**REQUEST**
Show all lines holding "Representa".

── DATASET ROWS ──

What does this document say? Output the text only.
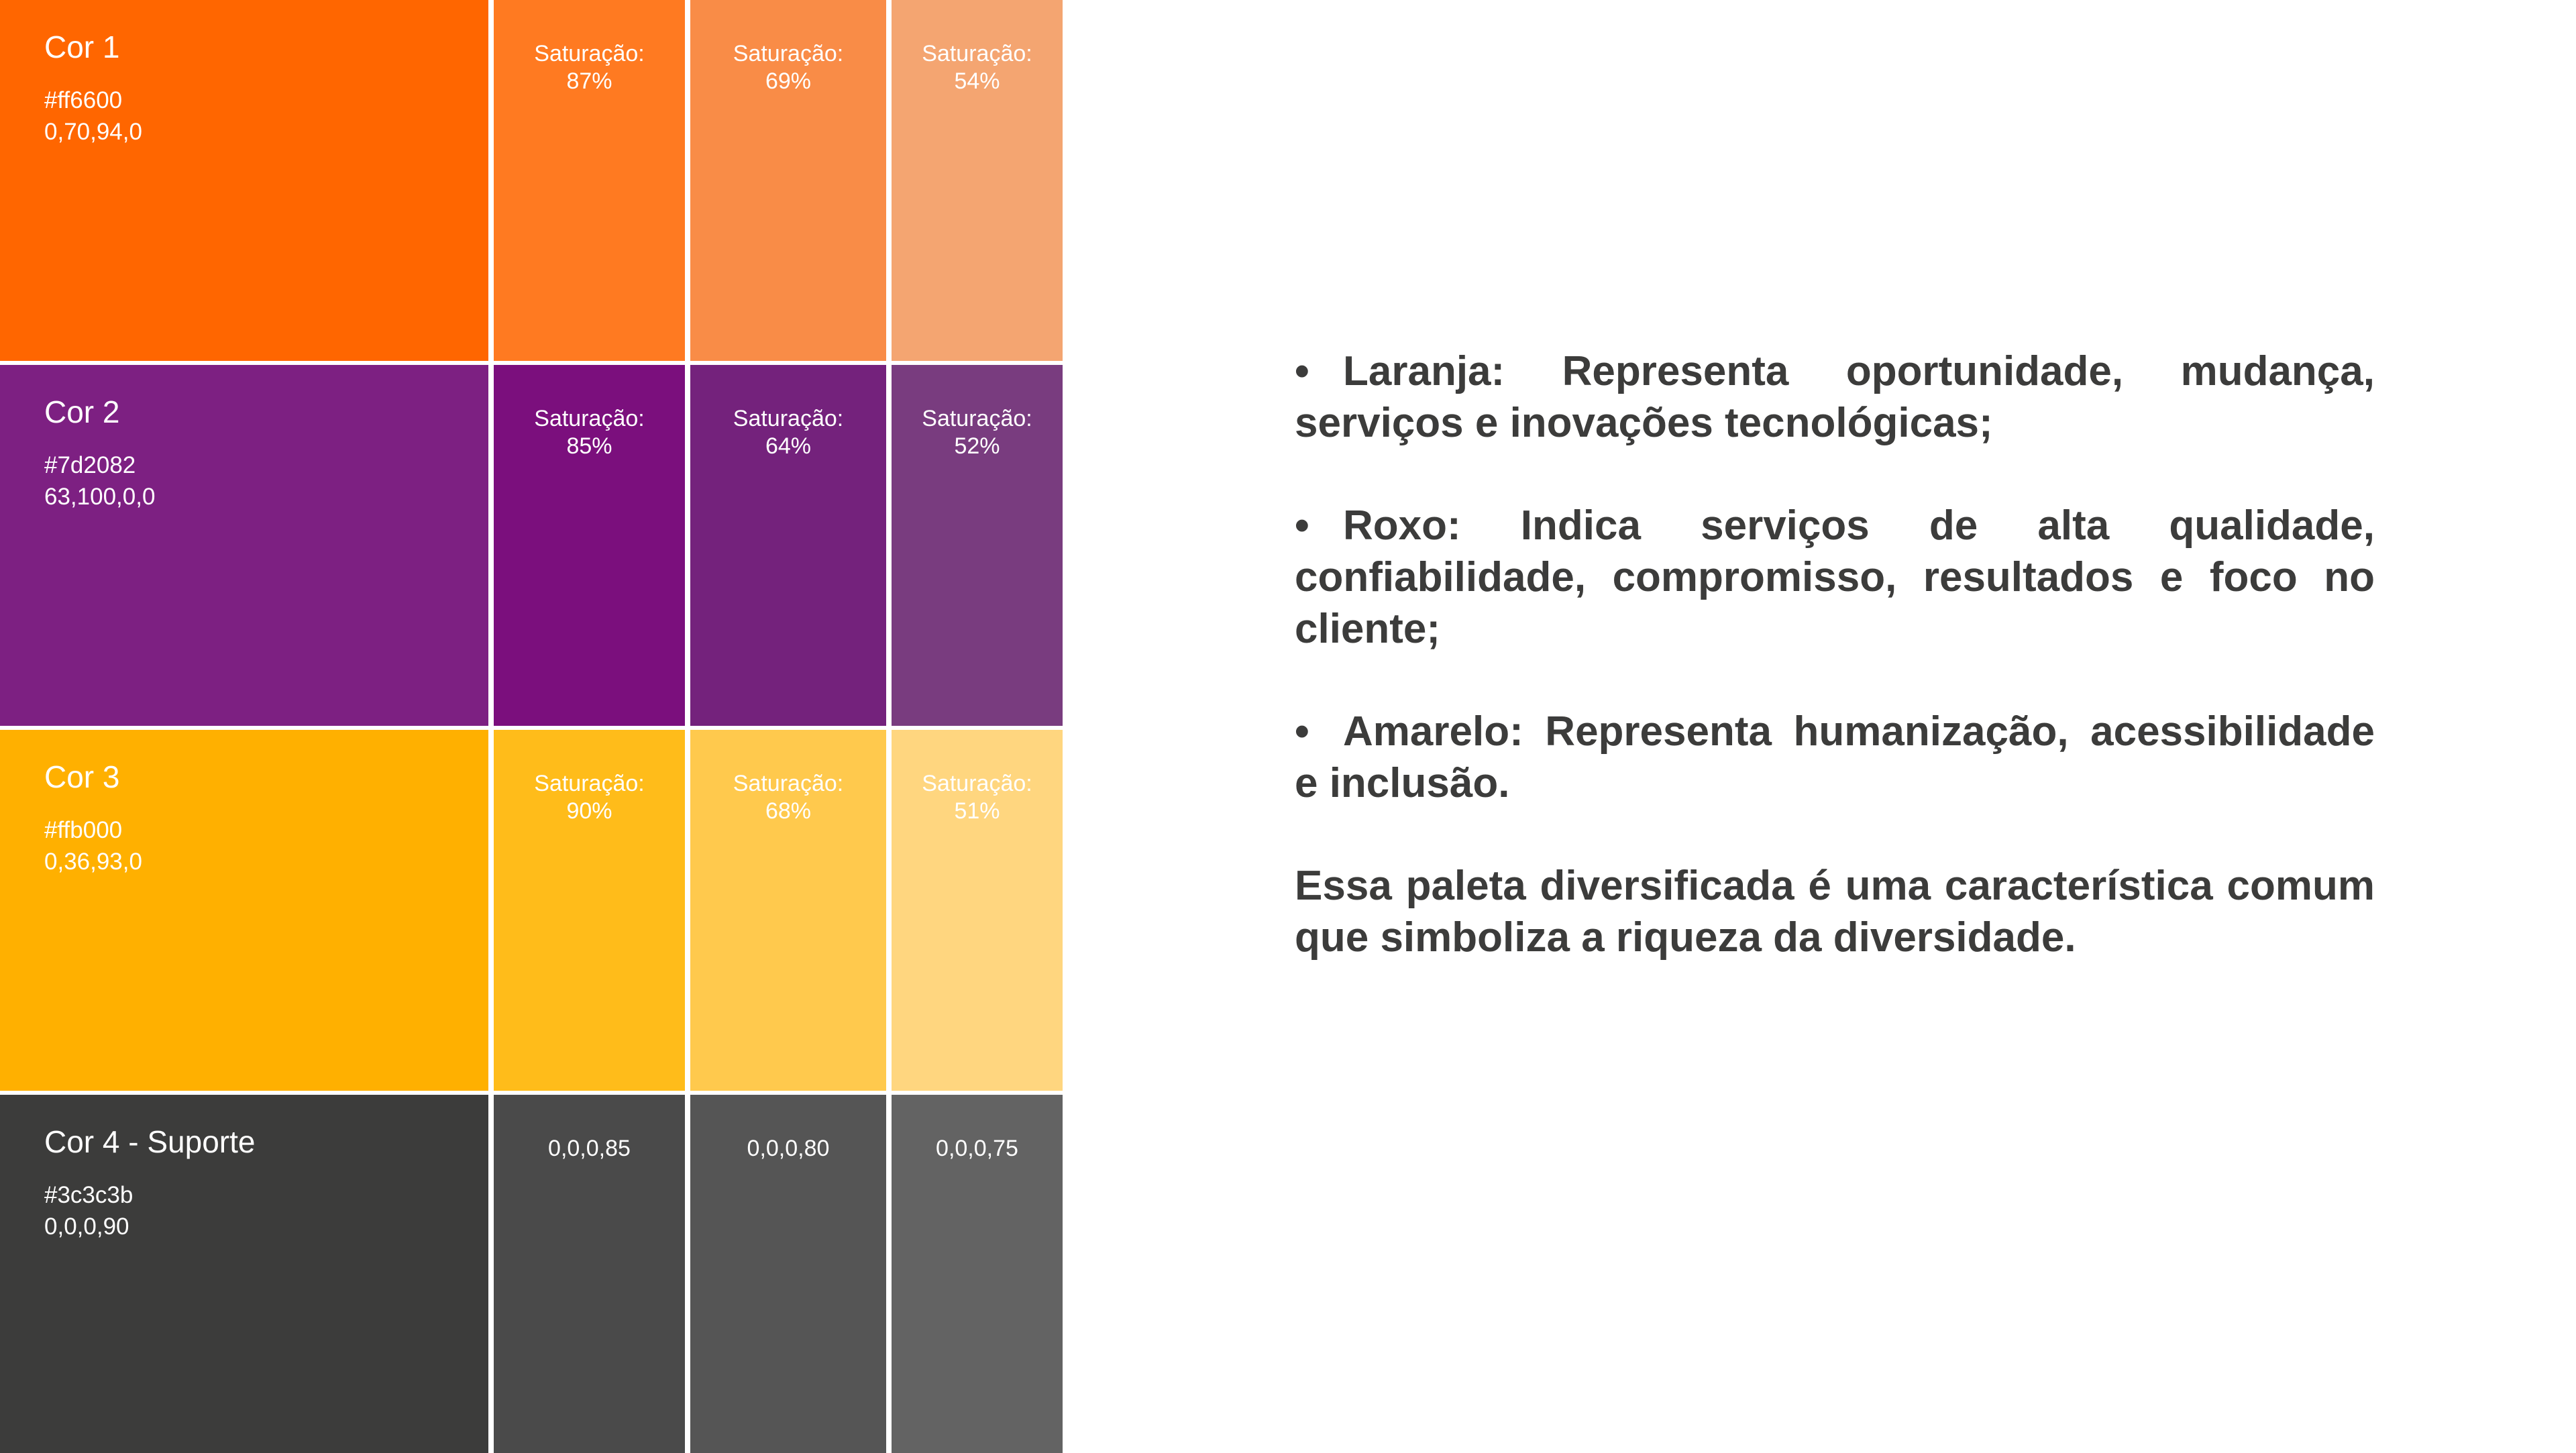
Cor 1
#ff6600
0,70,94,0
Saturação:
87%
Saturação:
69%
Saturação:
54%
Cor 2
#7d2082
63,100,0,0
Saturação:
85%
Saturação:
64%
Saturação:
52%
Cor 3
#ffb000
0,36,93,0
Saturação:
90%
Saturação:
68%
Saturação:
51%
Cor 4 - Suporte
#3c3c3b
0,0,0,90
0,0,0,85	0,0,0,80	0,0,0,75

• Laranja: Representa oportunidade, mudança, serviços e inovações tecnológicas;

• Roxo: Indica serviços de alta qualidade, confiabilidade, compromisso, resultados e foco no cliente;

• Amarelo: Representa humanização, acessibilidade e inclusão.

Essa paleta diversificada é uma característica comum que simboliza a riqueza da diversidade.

───
── DATASET ROWS ──

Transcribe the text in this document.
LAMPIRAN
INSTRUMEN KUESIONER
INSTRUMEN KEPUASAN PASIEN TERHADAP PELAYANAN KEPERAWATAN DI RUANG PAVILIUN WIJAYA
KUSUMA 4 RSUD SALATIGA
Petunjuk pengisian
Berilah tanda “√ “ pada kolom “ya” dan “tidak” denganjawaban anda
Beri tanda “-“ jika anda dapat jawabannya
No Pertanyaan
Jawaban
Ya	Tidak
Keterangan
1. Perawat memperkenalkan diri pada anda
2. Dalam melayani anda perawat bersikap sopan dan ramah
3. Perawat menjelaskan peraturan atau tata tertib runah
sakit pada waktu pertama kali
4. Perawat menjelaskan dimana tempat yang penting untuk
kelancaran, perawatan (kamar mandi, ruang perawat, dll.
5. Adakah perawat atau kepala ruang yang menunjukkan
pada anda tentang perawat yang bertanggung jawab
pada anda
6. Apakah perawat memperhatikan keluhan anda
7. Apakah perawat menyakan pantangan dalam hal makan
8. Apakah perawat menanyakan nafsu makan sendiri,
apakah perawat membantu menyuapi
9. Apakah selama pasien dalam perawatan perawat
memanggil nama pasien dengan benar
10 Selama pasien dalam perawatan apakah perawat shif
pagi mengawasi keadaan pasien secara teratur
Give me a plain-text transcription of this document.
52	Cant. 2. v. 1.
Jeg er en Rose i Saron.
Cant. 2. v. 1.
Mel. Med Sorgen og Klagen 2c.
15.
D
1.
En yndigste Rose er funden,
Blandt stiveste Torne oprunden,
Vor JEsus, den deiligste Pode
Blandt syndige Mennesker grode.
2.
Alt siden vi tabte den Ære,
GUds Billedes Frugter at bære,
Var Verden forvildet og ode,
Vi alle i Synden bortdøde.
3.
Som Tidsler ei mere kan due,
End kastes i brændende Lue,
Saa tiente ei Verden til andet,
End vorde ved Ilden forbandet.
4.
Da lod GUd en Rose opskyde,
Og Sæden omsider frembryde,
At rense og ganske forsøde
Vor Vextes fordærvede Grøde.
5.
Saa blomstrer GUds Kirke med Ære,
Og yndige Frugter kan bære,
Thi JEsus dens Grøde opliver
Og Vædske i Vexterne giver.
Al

───
── DATASET ROWS ──

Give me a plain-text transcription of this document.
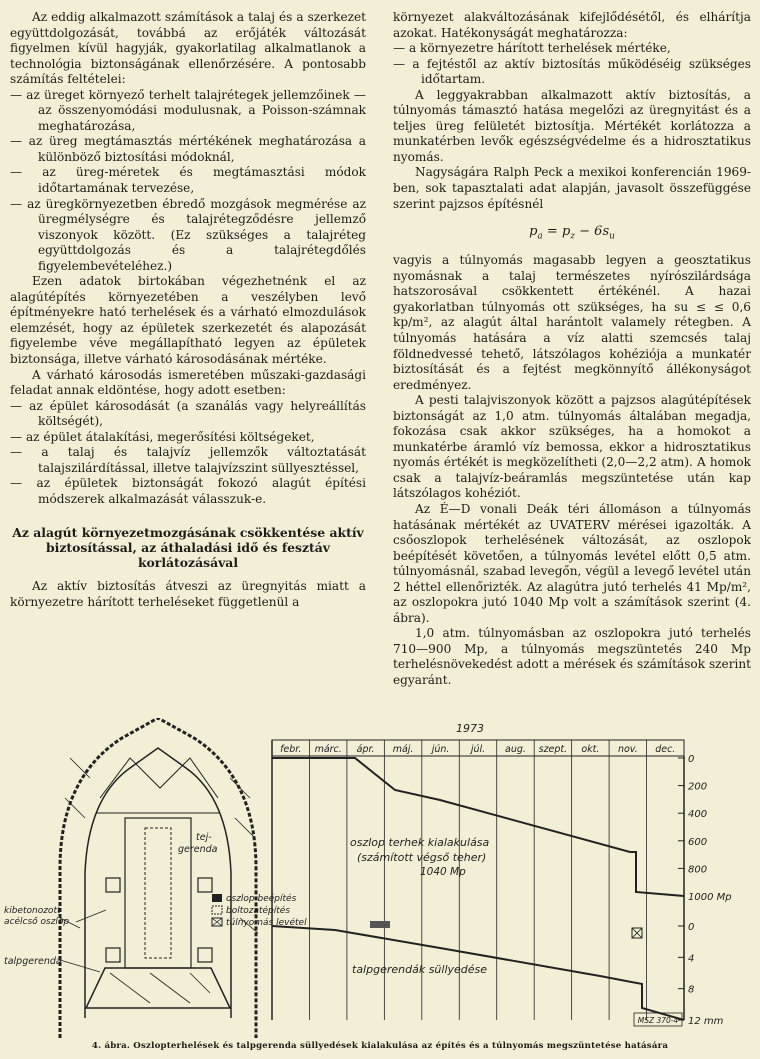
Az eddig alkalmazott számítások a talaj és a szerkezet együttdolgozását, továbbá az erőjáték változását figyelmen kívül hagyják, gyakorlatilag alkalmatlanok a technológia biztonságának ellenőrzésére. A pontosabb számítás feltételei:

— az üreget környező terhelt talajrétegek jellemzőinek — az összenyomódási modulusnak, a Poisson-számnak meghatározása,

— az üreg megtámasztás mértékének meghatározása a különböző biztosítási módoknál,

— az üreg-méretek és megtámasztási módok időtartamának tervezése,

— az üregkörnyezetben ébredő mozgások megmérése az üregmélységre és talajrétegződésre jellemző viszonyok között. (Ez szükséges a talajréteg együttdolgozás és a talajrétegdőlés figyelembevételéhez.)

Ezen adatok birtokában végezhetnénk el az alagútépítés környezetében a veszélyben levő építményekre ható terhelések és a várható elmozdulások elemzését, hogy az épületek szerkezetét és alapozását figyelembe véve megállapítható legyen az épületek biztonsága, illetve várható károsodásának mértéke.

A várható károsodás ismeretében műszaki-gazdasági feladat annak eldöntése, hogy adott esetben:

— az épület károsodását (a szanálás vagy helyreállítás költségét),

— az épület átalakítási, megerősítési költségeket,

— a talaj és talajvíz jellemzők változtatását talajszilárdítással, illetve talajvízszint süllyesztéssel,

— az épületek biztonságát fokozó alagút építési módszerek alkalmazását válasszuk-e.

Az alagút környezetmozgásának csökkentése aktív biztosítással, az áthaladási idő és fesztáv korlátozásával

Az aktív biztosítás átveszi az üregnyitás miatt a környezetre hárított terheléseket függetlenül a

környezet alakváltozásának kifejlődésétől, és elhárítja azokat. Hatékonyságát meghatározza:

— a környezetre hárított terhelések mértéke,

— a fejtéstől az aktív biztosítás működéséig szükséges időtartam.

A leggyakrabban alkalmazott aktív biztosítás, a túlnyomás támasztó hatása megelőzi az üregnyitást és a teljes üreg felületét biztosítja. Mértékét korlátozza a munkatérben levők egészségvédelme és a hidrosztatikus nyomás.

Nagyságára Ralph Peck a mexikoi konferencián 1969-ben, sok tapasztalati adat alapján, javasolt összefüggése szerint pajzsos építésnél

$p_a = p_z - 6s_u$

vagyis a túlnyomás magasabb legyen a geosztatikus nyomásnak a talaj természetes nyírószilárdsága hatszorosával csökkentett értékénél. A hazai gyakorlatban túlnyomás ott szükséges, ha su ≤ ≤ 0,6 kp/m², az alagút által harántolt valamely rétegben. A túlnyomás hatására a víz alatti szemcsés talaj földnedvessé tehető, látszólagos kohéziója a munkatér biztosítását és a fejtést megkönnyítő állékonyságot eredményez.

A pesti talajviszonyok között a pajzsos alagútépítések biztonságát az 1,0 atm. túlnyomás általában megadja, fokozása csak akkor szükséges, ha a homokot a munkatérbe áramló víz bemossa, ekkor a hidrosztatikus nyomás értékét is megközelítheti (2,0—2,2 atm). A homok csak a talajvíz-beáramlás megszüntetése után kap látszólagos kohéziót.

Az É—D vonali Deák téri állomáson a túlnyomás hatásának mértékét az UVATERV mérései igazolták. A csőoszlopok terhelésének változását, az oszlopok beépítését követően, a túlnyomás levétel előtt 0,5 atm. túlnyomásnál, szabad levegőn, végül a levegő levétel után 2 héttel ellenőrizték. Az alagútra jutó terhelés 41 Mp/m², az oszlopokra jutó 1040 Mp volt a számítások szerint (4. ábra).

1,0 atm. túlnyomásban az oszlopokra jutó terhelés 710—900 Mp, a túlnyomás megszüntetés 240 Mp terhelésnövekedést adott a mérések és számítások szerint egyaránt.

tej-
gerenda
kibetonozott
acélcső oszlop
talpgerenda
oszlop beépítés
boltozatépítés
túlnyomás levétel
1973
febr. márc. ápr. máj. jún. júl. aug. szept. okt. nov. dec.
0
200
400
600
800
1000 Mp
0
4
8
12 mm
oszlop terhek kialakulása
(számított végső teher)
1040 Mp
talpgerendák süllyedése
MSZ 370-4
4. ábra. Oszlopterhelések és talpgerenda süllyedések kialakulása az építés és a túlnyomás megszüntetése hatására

───

**RESULT BELOW**
• Laranja: Representa oportunidade, mudança, serviços e inovações tecnológicas;
• Amarelo: Representa humanização, acessibilidade e inclusão.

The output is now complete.